(Data items)
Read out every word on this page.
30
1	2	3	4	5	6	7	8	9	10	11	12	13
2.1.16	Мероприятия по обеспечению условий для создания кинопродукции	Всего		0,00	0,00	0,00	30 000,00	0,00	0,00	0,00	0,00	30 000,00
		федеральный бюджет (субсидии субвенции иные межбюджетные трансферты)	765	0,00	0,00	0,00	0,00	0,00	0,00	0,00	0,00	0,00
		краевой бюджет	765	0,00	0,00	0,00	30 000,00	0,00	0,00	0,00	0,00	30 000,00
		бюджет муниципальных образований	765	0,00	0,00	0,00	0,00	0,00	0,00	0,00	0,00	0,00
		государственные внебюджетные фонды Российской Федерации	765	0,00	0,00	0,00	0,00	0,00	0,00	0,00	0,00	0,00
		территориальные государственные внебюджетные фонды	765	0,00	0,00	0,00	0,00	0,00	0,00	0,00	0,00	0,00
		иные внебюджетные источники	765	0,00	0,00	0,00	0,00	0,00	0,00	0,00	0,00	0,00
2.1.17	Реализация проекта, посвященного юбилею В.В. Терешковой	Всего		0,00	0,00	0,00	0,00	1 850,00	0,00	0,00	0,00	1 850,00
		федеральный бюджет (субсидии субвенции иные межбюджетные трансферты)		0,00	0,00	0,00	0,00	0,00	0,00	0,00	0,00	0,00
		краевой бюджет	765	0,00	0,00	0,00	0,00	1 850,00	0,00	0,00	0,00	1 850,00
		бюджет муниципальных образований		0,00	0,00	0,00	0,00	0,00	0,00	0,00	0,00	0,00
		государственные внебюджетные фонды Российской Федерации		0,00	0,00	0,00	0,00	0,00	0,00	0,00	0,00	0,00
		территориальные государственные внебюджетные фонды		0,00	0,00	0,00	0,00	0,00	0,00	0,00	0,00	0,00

Stated problem - Output each entry precisely as given.

Task result -
Read out every word on this page.
30
1	2	3	4	5	6	7	8	9	10	11	12	13
2.1.16	Мероприятия по обеспечению условий для создания кинопродукции	Всего		0,00	0,00	0,00	30 000,00	0,00	0,00	0,00	0,00	30 000,00
		федеральный бюджет (субсидии субвенции иные межбюджетные трансферты)	765	0,00	0,00	0,00	0,00	0,00	0,00	0,00	0,00	0,00
		краевой бюджет	765	0,00	0,00	0,00	30 000,00	0,00	0,00	0,00	0,00	30 000,00
		бюджет муниципальных образований	765	0,00	0,00	0,00	0,00	0,00	0,00	0,00	0,00	0,00
		государственные внебюджетные фонды Российской Федерации	765	0,00	0,00	0,00	0,00	0,00	0,00	0,00	0,00	0,00
		территориальные государственные внебюджетные фонды	765	0,00	0,00	0,00	0,00	0,00	0,00	0,00	0,00	0,00
		иные внебюджетные источники	765	0,00	0,00	0,00	0,00	0,00	0,00	0,00	0,00	0,00
2.1.17	Реализация проекта, посвященного юбилею В.В. Терешковой	Всего		0,00	0,00	0,00	0,00	1 850,00	0,00	0,00	0,00	1 850,00
		федеральный бюджет (субсидии субвенции иные межбюджетные трансферты)		0,00	0,00	0,00	0,00	0,00	0,00	0,00	0,00	0,00
		краевой бюджет	765	0,00	0,00	0,00	0,00	1 850,00	0,00	0,00	0,00	1 850,00
		бюджет муниципальных образований		0,00	0,00	0,00	0,00	0,00	0,00	0,00	0,00	0,00
		государственные внебюджетные фонды Российской Федерации		0,00	0,00	0,00	0,00	0,00	0,00	0,00	0,00	0,00
		территориальные государственные внебюджетные фонды		0,00	0,00	0,00	0,00	0,00	0,00	0,00	0,00	0,00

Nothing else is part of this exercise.